Start of Records provided

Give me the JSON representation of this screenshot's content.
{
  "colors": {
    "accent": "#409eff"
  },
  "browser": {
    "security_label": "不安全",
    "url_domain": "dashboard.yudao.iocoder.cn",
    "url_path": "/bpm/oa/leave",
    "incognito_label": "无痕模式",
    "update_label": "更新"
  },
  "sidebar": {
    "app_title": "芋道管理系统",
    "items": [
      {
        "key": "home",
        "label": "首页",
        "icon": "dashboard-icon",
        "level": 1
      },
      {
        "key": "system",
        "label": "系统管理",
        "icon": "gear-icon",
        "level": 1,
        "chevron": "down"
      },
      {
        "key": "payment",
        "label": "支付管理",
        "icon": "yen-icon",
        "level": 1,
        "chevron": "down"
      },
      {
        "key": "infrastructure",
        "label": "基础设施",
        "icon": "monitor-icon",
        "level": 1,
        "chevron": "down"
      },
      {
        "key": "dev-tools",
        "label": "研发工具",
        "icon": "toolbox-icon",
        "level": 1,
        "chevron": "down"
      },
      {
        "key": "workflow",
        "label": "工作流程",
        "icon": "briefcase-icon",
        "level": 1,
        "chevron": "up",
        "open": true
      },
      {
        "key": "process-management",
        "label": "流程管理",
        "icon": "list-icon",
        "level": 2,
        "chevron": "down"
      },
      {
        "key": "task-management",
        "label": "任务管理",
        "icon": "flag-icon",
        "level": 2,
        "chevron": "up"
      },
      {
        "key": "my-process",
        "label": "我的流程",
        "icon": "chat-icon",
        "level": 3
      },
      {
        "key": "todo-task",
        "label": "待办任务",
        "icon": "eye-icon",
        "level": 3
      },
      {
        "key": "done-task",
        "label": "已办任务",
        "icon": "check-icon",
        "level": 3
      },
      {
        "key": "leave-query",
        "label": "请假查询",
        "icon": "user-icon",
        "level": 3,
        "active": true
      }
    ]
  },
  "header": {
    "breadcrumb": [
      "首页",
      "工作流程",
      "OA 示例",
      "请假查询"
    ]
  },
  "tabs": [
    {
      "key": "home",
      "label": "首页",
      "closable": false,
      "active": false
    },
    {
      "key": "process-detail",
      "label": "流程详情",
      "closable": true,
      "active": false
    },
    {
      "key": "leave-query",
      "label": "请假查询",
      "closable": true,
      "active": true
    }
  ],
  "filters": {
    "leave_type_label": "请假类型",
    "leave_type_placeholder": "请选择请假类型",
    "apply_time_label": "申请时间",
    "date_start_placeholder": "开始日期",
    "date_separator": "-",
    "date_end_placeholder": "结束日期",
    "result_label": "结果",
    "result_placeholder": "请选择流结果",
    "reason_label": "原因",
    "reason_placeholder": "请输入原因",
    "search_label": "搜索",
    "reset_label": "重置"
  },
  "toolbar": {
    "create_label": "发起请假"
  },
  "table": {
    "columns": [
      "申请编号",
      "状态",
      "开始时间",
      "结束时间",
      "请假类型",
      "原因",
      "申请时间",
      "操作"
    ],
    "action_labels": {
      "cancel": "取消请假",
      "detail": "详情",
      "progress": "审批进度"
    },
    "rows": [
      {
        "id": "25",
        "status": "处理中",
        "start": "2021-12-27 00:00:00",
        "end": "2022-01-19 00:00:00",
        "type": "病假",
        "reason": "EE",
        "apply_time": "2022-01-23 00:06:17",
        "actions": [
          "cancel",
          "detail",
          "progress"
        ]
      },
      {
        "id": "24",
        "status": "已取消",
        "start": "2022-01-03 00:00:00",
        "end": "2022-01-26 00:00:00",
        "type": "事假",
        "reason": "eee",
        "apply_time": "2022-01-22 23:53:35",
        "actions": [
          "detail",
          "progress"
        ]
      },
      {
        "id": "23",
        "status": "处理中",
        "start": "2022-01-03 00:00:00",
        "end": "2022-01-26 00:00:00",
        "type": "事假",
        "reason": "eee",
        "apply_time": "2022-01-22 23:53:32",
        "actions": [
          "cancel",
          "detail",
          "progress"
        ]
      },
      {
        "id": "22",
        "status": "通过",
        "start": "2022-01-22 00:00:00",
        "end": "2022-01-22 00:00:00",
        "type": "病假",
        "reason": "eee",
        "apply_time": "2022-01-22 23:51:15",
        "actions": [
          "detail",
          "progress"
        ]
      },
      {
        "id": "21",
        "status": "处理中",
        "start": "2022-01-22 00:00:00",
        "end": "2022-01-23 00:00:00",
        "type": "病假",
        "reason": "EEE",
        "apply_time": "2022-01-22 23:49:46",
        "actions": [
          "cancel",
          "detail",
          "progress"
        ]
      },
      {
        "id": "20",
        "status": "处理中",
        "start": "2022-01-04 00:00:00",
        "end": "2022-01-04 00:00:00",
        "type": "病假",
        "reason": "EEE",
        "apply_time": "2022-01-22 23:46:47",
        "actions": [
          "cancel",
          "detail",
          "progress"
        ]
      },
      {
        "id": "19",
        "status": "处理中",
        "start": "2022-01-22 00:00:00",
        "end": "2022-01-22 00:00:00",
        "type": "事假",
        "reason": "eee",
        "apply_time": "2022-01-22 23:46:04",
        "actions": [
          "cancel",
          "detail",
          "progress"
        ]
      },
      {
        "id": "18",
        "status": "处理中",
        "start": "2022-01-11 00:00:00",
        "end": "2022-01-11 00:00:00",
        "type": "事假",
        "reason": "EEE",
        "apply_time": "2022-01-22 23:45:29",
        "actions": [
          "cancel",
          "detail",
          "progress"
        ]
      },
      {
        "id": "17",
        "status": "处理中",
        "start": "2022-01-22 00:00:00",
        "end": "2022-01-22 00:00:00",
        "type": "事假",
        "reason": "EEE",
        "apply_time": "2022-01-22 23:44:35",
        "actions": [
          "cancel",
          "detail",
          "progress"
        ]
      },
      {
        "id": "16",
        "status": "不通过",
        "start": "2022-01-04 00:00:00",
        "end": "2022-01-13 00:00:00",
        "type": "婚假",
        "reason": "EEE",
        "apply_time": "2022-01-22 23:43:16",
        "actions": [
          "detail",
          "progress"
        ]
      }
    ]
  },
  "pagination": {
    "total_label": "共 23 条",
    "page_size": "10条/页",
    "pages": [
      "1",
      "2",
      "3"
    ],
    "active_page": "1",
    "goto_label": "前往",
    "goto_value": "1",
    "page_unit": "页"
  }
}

End of Records provided

--- Written request ---
Restate the whole listing exactly, leaving out nothing.

--- Output of the task ---
Give me the JSON representation of this screenshot's content.
{
  "colors": {
    "accent": "#409eff"
  },
  "browser": {
    "security_label": "不安全",
    "url_domain": "dashboard.yudao.iocoder.cn",
    "url_path": "/bpm/oa/leave",
    "incognito_label": "无痕模式",
    "update_label": "更新"
  },
  "sidebar": {
    "app_title": "芋道管理系统",
    "items": [
      {
        "key": "home",
        "label": "首页",
        "icon": "dashboard-icon",
        "level": 1
      },
      {
        "key": "system",
        "label": "系统管理",
        "icon": "gear-icon",
        "level": 1,
        "chevron": "down"
      },
      {
        "key": "payment",
        "label": "支付管理",
        "icon": "yen-icon",
        "level": 1,
        "chevron": "down"
      },
      {
        "key": "infrastructure",
        "label": "基础设施",
        "icon": "monitor-icon",
        "level": 1,
        "chevron": "down"
      },
      {
        "key": "dev-tools",
        "label": "研发工具",
        "icon": "toolbox-icon",
        "level": 1,
        "chevron": "down"
      },
      {
        "key": "workflow",
        "label": "工作流程",
        "icon": "briefcase-icon",
        "level": 1,
        "chevron": "up",
        "open": true
      },
      {
        "key": "process-management",
        "label": "流程管理",
        "icon": "list-icon",
        "level": 2,
        "chevron": "down"
      },
      {
        "key": "task-management",
        "label": "任务管理",
        "icon": "flag-icon",
        "level": 2,
        "chevron": "up"
      },
      {
        "key": "my-process",
        "label": "我的流程",
        "icon": "chat-icon",
        "level": 3
      },
      {
        "key": "todo-task",
        "label": "待办任务",
        "icon": "eye-icon",
        "level": 3
      },
      {
        "key": "done-task",
        "label": "已办任务",
        "icon": "check-icon",
        "level": 3
      },
      {
        "key": "leave-query",
        "label": "请假查询",
        "icon": "user-icon",
        "level": 3,
        "active": true
      }
    ]
  },
  "header": {
    "breadcrumb": [
      "首页",
      "工作流程",
      "OA 示例",
      "请假查询"
    ]
  },
  "tabs": [
    {
      "key": "home",
      "label": "首页",
      "closable": false,
      "active": false
    },
    {
      "key": "process-detail",
      "label": "流程详情",
      "closable": true,
      "active": false
    },
    {
      "key": "leave-query",
      "label": "请假查询",
      "closable": true,
      "active": true
    }
  ],
  "filters": {
    "leave_type_label": "请假类型",
    "leave_type_placeholder": "请选择请假类型",
    "apply_time_label": "申请时间",
    "date_start_placeholder": "开始日期",
    "date_separator": "-",
    "date_end_placeholder": "结束日期",
    "result_label": "结果",
    "result_placeholder": "请选择流结果",
    "reason_label": "原因",
    "reason_placeholder": "请输入原因",
    "search_label": "搜索",
    "reset_label": "重置"
  },
  "toolbar": {
    "create_label": "发起请假"
  },
  "table": {
    "columns": [
      "申请编号",
      "状态",
      "开始时间",
      "结束时间",
      "请假类型",
      "原因",
      "申请时间",
      "操作"
    ],
    "action_labels": {
      "cancel": "取消请假",
      "detail": "详情",
      "progress": "审批进度"
    },
    "rows": [
      {
        "id": "25",
        "status": "处理中",
        "start": "2021-12-27 00:00:00",
        "end": "2022-01-19 00:00:00",
        "type": "病假",
        "reason": "EE",
        "apply_time": "2022-01-23 00:06:17",
        "actions": [
          "cancel",
          "detail",
          "progress"
        ]
      },
      {
        "id": "24",
        "status": "已取消",
        "start": "2022-01-03 00:00:00",
        "end": "2022-01-26 00:00:00",
        "type": "事假",
        "reason": "eee",
        "apply_time": "2022-01-22 23:53:35",
        "actions": [
          "detail",
          "progress"
        ]
      },
      {
        "id": "23",
        "status": "处理中",
        "start": "2022-01-03 00:00:00",
        "end": "2022-01-26 00:00:00",
        "type": "事假",
        "reason": "eee",
        "apply_time": "2022-01-22 23:53:32",
        "actions": [
          "cancel",
          "detail",
          "progress"
        ]
      },
      {
        "id": "22",
        "status": "通过",
        "start": "2022-01-22 00:00:00",
        "end": "2022-01-22 00:00:00",
        "type": "病假",
        "reason": "eee",
        "apply_time": "2022-01-22 23:51:15",
        "actions": [
          "detail",
          "progress"
        ]
      },
      {
        "id": "21",
        "status": "处理中",
        "start": "2022-01-22 00:00:00",
        "end": "2022-01-23 00:00:00",
        "type": "病假",
        "reason": "EEE",
        "apply_time": "2022-01-22 23:49:46",
        "actions": [
          "cancel",
          "detail",
          "progress"
        ]
      },
      {
        "id": "20",
        "status": "处理中",
        "start": "2022-01-04 00:00:00",
        "end": "2022-01-04 00:00:00",
        "type": "病假",
        "reason": "EEE",
        "apply_time": "2022-01-22 23:46:47",
        "actions": [
          "cancel",
          "detail",
          "progress"
        ]
      },
      {
        "id": "19",
        "status": "处理中",
        "start": "2022-01-22 00:00:00",
        "end": "2022-01-22 00:00:00",
        "type": "事假",
        "reason": "eee",
        "apply_time": "2022-01-22 23:46:04",
        "actions": [
          "cancel",
          "detail",
          "progress"
        ]
      },
      {
        "id": "18",
        "status": "处理中",
        "start": "2022-01-11 00:00:00",
        "end": "2022-01-11 00:00:00",
        "type": "事假",
        "reason": "EEE",
        "apply_time": "2022-01-22 23:45:29",
        "actions": [
          "cancel",
          "detail",
          "progress"
        ]
      },
      {
        "id": "17",
        "status": "处理中",
        "start": "2022-01-22 00:00:00",
        "end": "2022-01-22 00:00:00",
        "type": "事假",
        "reason": "EEE",
        "apply_time": "2022-01-22 23:44:35",
        "actions": [
          "cancel",
          "detail",
          "progress"
        ]
      },
      {
        "id": "16",
        "status": "不通过",
        "start": "2022-01-04 00:00:00",
        "end": "2022-01-13 00:00:00",
        "type": "婚假",
        "reason": "EEE",
        "apply_time": "2022-01-22 23:43:16",
        "actions": [
          "detail",
          "progress"
        ]
      }
    ]
  },
  "pagination": {
    "total_label": "共 23 条",
    "page_size": "10条/页",
    "pages": [
      "1",
      "2",
      "3"
    ],
    "active_page": "1",
    "goto_label": "前往",
    "goto_value": "1",
    "page_unit": "页"
  }
}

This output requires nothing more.